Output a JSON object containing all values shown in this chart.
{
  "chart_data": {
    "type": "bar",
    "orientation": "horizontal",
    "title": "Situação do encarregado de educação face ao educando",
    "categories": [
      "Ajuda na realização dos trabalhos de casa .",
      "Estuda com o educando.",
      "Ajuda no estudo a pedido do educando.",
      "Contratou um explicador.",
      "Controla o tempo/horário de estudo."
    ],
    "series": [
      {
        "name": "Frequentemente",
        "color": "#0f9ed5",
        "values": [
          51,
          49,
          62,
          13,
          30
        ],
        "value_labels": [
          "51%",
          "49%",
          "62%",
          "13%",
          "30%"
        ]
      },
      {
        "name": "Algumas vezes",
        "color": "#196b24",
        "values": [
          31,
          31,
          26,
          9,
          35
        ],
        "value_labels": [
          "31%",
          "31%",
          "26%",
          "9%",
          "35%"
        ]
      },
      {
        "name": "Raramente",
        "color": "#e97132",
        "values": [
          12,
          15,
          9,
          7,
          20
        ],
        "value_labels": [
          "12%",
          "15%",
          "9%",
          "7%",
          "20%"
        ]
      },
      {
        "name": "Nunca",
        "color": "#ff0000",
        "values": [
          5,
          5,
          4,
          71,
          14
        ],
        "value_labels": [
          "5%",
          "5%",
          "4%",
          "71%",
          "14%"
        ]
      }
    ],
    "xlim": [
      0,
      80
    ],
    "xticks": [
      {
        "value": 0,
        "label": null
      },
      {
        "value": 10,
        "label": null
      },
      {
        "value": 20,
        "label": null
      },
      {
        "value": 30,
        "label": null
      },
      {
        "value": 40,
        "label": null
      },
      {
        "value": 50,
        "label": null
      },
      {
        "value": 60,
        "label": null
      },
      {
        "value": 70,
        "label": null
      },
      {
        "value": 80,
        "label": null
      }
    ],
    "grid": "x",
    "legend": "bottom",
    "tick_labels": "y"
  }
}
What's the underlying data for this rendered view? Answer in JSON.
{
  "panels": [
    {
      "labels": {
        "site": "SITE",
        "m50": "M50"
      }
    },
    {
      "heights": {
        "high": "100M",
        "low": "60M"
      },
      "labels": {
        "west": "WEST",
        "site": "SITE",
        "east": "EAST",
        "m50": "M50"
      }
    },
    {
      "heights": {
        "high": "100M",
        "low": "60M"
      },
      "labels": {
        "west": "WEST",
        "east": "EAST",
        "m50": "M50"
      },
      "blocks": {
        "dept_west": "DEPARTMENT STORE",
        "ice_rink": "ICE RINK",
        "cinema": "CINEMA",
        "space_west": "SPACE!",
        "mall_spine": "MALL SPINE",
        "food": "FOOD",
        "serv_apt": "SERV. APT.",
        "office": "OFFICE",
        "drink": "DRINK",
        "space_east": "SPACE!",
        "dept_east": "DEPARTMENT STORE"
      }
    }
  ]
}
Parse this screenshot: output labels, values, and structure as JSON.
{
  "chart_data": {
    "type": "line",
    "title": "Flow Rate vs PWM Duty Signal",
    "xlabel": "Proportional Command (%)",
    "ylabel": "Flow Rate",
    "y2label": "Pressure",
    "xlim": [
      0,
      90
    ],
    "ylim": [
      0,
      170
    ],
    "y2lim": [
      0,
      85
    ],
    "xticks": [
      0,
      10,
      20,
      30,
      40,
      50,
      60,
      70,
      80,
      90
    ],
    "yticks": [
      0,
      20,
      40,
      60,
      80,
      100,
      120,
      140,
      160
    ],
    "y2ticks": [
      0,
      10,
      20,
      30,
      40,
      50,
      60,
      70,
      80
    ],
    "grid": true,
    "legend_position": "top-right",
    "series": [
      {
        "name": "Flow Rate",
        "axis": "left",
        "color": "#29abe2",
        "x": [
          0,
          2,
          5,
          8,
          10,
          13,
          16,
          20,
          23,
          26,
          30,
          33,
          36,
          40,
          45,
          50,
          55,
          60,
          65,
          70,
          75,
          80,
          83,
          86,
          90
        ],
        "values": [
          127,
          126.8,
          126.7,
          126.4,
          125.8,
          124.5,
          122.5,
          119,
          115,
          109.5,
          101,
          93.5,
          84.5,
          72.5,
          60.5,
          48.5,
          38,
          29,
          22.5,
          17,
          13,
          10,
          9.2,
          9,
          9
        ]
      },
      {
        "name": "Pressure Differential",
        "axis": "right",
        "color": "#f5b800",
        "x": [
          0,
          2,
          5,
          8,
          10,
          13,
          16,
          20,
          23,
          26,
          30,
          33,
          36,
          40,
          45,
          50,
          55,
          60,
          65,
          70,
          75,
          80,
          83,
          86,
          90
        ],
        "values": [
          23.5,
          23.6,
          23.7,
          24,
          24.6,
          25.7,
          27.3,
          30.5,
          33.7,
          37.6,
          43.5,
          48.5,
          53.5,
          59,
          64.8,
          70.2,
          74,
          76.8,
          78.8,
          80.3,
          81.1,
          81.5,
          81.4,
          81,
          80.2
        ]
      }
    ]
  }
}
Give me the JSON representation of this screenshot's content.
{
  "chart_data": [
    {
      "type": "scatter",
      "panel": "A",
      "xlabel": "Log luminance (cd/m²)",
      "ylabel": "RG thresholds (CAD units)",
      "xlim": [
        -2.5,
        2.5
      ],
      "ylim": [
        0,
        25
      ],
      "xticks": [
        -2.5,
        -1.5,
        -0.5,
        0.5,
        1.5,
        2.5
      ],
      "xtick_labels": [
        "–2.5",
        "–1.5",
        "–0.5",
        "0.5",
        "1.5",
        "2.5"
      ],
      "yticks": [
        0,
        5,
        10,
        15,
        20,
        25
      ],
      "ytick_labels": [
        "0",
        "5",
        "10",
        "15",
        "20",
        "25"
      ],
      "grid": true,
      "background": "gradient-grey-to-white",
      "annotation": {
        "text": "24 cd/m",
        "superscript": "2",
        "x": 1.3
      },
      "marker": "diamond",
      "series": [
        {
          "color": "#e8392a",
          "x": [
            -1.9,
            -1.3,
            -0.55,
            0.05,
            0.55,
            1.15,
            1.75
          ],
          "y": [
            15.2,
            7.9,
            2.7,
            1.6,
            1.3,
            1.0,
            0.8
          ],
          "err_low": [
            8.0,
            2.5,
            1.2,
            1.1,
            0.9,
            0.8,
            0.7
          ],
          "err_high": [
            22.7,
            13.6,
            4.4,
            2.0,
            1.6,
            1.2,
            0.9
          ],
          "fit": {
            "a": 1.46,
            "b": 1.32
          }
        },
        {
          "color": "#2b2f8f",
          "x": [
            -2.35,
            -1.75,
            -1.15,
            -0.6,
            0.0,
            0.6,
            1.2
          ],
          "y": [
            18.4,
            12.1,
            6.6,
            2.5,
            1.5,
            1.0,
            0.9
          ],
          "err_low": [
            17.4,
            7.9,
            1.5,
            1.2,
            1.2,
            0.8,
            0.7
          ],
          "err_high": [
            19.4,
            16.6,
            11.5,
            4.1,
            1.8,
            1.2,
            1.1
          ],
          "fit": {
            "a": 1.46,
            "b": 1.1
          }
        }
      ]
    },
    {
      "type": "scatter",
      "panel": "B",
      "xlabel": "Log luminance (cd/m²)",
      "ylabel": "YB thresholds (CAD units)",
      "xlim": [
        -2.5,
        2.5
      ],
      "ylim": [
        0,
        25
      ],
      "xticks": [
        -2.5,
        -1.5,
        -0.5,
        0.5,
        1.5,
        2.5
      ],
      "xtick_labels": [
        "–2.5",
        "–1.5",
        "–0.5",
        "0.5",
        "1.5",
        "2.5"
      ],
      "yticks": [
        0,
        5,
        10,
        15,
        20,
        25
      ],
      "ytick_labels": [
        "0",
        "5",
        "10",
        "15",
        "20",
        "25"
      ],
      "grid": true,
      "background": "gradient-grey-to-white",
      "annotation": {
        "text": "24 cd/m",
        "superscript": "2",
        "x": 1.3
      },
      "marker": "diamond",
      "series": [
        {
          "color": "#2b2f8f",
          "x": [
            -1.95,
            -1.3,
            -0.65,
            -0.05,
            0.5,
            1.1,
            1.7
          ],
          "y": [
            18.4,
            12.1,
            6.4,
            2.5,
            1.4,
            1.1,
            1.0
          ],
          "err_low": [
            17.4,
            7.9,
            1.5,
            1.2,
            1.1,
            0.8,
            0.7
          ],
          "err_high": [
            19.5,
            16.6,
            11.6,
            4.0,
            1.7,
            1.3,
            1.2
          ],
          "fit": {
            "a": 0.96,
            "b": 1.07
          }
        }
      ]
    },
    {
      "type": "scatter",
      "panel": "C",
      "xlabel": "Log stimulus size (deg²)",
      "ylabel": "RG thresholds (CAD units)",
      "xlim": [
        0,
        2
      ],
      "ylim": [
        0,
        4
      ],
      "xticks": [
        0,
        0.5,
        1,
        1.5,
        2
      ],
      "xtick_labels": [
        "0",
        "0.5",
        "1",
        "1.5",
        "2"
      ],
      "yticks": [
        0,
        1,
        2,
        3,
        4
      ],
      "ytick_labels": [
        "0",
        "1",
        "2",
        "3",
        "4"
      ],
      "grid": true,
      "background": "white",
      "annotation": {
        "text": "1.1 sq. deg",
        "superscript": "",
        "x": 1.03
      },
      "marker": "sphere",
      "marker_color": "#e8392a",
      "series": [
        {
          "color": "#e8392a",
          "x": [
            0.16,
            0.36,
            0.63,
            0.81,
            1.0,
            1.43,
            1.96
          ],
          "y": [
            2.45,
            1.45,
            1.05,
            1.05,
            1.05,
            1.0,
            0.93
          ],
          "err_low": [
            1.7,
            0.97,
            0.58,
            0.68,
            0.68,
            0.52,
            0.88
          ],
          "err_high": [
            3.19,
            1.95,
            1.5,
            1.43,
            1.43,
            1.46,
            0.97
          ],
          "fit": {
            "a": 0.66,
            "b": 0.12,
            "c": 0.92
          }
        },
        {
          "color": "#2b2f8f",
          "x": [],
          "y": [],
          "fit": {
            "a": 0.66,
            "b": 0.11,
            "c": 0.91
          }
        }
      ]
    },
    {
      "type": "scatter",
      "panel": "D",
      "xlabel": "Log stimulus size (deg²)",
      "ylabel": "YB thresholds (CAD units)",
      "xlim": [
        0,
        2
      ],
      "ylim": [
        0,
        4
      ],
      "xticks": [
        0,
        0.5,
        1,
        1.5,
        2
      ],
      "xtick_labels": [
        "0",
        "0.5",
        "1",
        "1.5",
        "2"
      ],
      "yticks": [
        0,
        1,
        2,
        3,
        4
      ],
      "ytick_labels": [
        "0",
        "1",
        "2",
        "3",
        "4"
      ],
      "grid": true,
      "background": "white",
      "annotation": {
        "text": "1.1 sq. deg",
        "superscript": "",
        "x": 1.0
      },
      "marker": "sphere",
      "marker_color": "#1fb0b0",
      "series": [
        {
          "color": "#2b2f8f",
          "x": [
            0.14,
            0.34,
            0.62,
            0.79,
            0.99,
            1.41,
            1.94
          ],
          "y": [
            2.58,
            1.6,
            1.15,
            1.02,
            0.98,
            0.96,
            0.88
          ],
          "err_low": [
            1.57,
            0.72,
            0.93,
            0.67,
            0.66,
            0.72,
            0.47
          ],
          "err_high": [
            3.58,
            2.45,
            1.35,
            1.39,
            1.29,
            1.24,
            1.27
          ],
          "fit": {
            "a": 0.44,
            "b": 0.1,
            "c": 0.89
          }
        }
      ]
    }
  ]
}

* [Work instructions]
Count every line of the records that holds the string "title". Write only the total.

* [Reply to the task]
2